[start of Source material]

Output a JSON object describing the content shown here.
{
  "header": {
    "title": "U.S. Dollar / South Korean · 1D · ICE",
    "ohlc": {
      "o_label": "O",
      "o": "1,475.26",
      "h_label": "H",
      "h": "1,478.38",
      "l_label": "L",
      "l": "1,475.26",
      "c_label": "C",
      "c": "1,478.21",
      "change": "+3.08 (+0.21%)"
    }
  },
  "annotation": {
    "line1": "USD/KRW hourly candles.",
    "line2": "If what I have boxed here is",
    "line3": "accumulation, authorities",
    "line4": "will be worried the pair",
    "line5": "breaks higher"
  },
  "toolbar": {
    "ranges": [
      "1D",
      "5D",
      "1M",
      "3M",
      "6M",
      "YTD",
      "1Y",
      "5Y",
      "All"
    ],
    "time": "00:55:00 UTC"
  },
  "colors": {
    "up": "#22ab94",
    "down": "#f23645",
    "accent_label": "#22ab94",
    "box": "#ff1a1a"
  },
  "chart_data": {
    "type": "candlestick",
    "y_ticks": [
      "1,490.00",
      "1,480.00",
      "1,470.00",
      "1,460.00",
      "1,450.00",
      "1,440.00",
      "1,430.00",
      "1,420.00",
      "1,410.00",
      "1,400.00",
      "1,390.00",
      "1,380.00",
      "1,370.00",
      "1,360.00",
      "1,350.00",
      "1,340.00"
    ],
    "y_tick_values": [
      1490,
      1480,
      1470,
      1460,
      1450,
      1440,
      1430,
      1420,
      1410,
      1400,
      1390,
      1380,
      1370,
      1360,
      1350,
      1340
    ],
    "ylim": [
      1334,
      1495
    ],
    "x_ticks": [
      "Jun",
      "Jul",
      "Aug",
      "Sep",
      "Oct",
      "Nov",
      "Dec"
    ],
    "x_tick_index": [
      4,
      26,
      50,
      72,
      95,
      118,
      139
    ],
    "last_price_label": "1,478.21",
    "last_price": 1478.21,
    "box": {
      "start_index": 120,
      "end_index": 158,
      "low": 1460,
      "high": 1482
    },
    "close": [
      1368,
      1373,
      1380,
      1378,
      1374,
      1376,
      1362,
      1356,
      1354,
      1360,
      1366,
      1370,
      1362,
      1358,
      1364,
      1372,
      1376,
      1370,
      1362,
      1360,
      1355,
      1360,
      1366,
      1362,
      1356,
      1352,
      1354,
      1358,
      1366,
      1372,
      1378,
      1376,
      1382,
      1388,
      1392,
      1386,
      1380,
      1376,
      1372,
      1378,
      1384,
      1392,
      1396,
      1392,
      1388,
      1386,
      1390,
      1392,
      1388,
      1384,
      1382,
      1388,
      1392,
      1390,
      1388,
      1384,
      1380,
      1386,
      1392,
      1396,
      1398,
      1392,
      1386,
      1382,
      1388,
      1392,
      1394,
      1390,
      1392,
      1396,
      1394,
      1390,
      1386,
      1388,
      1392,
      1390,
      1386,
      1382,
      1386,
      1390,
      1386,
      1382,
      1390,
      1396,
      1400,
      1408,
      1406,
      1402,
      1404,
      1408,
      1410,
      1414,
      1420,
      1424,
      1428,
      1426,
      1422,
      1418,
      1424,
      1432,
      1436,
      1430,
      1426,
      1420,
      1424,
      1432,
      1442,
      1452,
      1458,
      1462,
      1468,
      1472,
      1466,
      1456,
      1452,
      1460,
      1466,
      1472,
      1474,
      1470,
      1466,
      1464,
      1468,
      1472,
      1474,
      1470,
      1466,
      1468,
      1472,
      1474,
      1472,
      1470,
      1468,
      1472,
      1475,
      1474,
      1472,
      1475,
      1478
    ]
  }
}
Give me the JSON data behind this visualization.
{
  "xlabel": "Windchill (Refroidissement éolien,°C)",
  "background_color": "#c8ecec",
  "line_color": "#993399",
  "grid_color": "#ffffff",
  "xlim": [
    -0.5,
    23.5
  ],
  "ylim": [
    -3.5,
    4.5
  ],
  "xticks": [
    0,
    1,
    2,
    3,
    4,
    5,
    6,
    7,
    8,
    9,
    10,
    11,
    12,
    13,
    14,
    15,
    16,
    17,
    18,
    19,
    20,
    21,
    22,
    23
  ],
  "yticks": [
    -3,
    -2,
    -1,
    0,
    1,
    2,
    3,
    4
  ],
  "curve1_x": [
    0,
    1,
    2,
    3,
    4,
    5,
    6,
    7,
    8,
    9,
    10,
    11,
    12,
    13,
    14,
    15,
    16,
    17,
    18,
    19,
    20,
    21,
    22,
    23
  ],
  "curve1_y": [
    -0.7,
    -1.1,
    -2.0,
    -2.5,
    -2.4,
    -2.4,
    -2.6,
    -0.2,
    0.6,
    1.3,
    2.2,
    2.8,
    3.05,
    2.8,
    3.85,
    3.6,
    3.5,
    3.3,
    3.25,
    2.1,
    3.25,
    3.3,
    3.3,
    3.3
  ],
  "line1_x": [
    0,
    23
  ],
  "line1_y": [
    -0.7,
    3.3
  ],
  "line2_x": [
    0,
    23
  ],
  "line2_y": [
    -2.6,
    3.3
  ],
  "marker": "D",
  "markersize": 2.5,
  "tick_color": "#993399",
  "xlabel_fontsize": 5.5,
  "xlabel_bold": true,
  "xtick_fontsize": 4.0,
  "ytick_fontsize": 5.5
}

[end of Source material]

> _Directions_: Using the records above, copy every line that has the word "here" in it.

> _Complete response_:
Output a JSON object describing the content shown here.
    "line2": "If what I have boxed here is",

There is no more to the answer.